## Given exercise
Quote the whole listing word for word, please.

## Data in this exercise
____________________
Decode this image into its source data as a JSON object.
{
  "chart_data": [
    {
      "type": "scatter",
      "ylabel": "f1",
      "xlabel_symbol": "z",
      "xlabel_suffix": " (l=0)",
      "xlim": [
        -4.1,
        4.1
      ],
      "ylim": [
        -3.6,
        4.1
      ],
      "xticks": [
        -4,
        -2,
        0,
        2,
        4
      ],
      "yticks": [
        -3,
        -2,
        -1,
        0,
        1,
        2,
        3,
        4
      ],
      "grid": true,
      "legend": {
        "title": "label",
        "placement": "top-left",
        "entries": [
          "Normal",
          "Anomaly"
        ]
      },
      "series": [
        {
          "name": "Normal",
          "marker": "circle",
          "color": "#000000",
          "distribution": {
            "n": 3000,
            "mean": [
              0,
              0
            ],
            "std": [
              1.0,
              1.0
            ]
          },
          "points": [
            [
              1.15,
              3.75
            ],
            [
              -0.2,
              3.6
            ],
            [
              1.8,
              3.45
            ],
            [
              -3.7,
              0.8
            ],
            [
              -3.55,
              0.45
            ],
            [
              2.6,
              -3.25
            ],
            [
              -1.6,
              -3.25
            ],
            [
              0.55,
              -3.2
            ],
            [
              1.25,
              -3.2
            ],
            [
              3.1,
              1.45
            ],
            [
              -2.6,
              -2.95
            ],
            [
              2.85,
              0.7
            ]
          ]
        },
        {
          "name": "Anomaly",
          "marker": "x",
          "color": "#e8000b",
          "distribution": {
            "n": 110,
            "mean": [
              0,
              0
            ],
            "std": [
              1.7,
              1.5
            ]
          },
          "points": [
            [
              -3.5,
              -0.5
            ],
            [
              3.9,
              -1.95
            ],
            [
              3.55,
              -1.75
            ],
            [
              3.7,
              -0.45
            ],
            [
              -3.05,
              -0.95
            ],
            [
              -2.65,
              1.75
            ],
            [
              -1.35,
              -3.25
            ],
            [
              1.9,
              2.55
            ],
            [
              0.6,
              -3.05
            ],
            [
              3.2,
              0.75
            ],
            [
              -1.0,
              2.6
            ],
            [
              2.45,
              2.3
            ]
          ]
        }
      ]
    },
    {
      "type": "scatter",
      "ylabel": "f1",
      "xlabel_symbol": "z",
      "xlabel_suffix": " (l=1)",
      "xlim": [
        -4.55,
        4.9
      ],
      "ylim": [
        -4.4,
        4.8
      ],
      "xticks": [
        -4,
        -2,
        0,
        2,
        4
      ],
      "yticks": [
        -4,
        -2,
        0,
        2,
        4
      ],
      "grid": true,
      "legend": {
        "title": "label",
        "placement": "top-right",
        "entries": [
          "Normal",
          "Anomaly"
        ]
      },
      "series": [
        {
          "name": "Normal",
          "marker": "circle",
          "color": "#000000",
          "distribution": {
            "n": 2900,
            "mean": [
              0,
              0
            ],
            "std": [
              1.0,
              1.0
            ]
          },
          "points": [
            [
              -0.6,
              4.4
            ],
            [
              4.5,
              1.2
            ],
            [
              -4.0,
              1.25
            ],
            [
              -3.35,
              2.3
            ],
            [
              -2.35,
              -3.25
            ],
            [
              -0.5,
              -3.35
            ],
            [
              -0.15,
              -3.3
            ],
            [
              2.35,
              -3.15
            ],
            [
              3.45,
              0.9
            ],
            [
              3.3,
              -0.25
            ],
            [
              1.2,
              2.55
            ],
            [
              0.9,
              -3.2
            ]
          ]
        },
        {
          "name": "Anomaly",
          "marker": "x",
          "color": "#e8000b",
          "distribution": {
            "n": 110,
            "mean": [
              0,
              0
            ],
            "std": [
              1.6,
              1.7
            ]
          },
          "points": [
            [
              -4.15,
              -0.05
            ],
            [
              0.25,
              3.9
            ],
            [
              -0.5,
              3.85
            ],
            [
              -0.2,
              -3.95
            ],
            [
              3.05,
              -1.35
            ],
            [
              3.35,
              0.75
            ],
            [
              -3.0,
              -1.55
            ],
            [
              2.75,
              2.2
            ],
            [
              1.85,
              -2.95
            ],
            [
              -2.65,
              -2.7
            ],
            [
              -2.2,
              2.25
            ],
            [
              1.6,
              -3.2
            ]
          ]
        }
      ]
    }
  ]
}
____________________
## Solution to this problem
Decode this image into its source data as a JSON object.
{
  "chart_data": [
    {
      "type": "scatter",
      "ylabel": "f1",
      "xlabel_symbol": "z",
      "xlabel_suffix": " (l=0)",
      "xlim": [
        -4.1,
        4.1
      ],
      "ylim": [
        -3.6,
        4.1
      ],
      "xticks": [
        -4,
        -2,
        0,
        2,
        4
      ],
      "yticks": [
        -3,
        -2,
        -1,
        0,
        1,
        2,
        3,
        4
      ],
      "grid": true,
      "legend": {
        "title": "label",
        "placement": "top-left",
        "entries": [
          "Normal",
          "Anomaly"
        ]
      },
      "series": [
        {
          "name": "Normal",
          "marker": "circle",
          "color": "#000000",
          "distribution": {
            "n": 3000,
            "mean": [
              0,
              0
            ],
            "std": [
              1.0,
              1.0
            ]
          },
          "points": [
            [
              1.15,
              3.75
            ],
            [
              -0.2,
              3.6
            ],
            [
              1.8,
              3.45
            ],
            [
              -3.7,
              0.8
            ],
            [
              -3.55,
              0.45
            ],
            [
              2.6,
              -3.25
            ],
            [
              -1.6,
              -3.25
            ],
            [
              0.55,
              -3.2
            ],
            [
              1.25,
              -3.2
            ],
            [
              3.1,
              1.45
            ],
            [
              -2.6,
              -2.95
            ],
            [
              2.85,
              0.7
            ]
          ]
        },
        {
          "name": "Anomaly",
          "marker": "x",
          "color": "#e8000b",
          "distribution": {
            "n": 110,
            "mean": [
              0,
              0
            ],
            "std": [
              1.7,
              1.5
            ]
          },
          "points": [
            [
              -3.5,
              -0.5
            ],
            [
              3.9,
              -1.95
            ],
            [
              3.55,
              -1.75
            ],
            [
              3.7,
              -0.45
            ],
            [
              -3.05,
              -0.95
            ],
            [
              -2.65,
              1.75
            ],
            [
              -1.35,
              -3.25
            ],
            [
              1.9,
              2.55
            ],
            [
              0.6,
              -3.05
            ],
            [
              3.2,
              0.75
            ],
            [
              -1.0,
              2.6
            ],
            [
              2.45,
              2.3
            ]
          ]
        }
      ]
    },
    {
      "type": "scatter",
      "ylabel": "f1",
      "xlabel_symbol": "z",
      "xlabel_suffix": " (l=1)",
      "xlim": [
        -4.55,
        4.9
      ],
      "ylim": [
        -4.4,
        4.8
      ],
      "xticks": [
        -4,
        -2,
        0,
        2,
        4
      ],
      "yticks": [
        -4,
        -2,
        0,
        2,
        4
      ],
      "grid": true,
      "legend": {
        "title": "label",
        "placement": "top-right",
        "entries": [
          "Normal",
          "Anomaly"
        ]
      },
      "series": [
        {
          "name": "Normal",
          "marker": "circle",
          "color": "#000000",
          "distribution": {
            "n": 2900,
            "mean": [
              0,
              0
            ],
            "std": [
              1.0,
              1.0
            ]
          },
          "points": [
            [
              -0.6,
              4.4
            ],
            [
              4.5,
              1.2
            ],
            [
              -4.0,
              1.25
            ],
            [
              -3.35,
              2.3
            ],
            [
              -2.35,
              -3.25
            ],
            [
              -0.5,
              -3.35
            ],
            [
              -0.15,
              -3.3
            ],
            [
              2.35,
              -3.15
            ],
            [
              3.45,
              0.9
            ],
            [
              3.3,
              -0.25
            ],
            [
              1.2,
              2.55
            ],
            [
              0.9,
              -3.2
            ]
          ]
        },
        {
          "name": "Anomaly",
          "marker": "x",
          "color": "#e8000b",
          "distribution": {
            "n": 110,
            "mean": [
              0,
              0
            ],
            "std": [
              1.6,
              1.7
            ]
          },
          "points": [
            [
              -4.15,
              -0.05
            ],
            [
              0.25,
              3.9
            ],
            [
              -0.5,
              3.85
            ],
            [
              -0.2,
              -3.95
            ],
            [
              3.05,
              -1.35
            ],
            [
              3.35,
              0.75
            ],
            [
              -3.0,
              -1.55
            ],
            [
              2.75,
              2.2
            ],
            [
              1.85,
              -2.95
            ],
            [
              -2.65,
              -2.7
            ],
            [
              -2.2,
              2.25
            ],
            [
              1.6,
              -3.2
            ]
          ]
        }
      ]
    }
  ]
}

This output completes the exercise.